* Task requirements
Extract each line containing the string "деятельности".

(Stored items)
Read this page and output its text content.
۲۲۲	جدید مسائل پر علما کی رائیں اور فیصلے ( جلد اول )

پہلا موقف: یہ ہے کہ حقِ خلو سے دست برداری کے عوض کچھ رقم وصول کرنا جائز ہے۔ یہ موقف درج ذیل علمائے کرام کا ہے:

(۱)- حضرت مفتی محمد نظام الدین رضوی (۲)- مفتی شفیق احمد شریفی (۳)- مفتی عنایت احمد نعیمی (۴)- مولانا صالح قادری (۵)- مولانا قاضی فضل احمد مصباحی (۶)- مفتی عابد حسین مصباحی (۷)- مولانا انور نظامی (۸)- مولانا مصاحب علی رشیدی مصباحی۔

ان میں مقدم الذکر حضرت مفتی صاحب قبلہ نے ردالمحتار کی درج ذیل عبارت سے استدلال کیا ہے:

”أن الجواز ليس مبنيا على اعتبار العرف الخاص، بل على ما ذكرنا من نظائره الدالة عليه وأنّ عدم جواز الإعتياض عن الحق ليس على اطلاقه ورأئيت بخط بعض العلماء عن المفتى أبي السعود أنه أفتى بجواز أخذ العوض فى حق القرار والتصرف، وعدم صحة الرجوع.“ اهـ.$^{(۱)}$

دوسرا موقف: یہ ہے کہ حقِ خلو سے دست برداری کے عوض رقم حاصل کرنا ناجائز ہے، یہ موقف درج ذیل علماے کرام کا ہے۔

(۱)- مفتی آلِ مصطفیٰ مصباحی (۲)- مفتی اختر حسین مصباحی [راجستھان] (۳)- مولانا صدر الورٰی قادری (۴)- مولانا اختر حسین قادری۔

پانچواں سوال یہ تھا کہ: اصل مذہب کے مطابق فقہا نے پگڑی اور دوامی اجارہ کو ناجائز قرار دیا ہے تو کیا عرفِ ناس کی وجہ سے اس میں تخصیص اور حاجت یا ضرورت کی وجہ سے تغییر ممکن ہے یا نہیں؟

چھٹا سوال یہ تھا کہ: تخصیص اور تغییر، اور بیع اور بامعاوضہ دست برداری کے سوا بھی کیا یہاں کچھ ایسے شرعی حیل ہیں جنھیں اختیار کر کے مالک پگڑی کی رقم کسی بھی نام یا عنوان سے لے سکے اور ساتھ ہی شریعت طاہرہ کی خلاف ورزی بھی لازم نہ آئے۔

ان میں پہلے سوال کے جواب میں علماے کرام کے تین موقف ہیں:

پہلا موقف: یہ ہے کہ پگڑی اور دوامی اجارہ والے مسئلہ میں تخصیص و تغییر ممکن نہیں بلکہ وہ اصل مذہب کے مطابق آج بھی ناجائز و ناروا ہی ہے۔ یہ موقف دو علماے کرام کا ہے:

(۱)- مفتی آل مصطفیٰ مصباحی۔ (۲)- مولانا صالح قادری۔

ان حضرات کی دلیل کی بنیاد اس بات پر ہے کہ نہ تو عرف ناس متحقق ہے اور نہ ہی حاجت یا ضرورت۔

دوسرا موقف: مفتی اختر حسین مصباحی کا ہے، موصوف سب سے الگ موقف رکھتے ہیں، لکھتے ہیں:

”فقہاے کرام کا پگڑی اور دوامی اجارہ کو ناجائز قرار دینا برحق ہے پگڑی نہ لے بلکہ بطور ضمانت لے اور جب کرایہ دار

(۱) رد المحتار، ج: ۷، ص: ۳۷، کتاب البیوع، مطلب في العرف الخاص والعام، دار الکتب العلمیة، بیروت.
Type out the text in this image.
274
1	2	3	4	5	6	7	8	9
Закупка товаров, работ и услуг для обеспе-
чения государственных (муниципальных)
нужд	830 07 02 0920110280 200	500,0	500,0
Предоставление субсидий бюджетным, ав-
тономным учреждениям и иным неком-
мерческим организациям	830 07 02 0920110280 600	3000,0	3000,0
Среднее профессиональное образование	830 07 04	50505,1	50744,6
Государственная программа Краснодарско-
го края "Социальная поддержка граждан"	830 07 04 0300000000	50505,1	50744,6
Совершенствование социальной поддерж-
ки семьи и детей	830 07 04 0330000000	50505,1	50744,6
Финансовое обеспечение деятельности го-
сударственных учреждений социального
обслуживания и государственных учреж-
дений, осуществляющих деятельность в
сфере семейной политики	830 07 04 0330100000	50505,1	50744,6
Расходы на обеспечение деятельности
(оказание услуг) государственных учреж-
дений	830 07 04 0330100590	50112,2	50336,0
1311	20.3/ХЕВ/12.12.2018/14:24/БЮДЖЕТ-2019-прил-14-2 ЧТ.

* Written reply
Финансовое обеспечение деятельности го-
Расходы на обеспечение деятельности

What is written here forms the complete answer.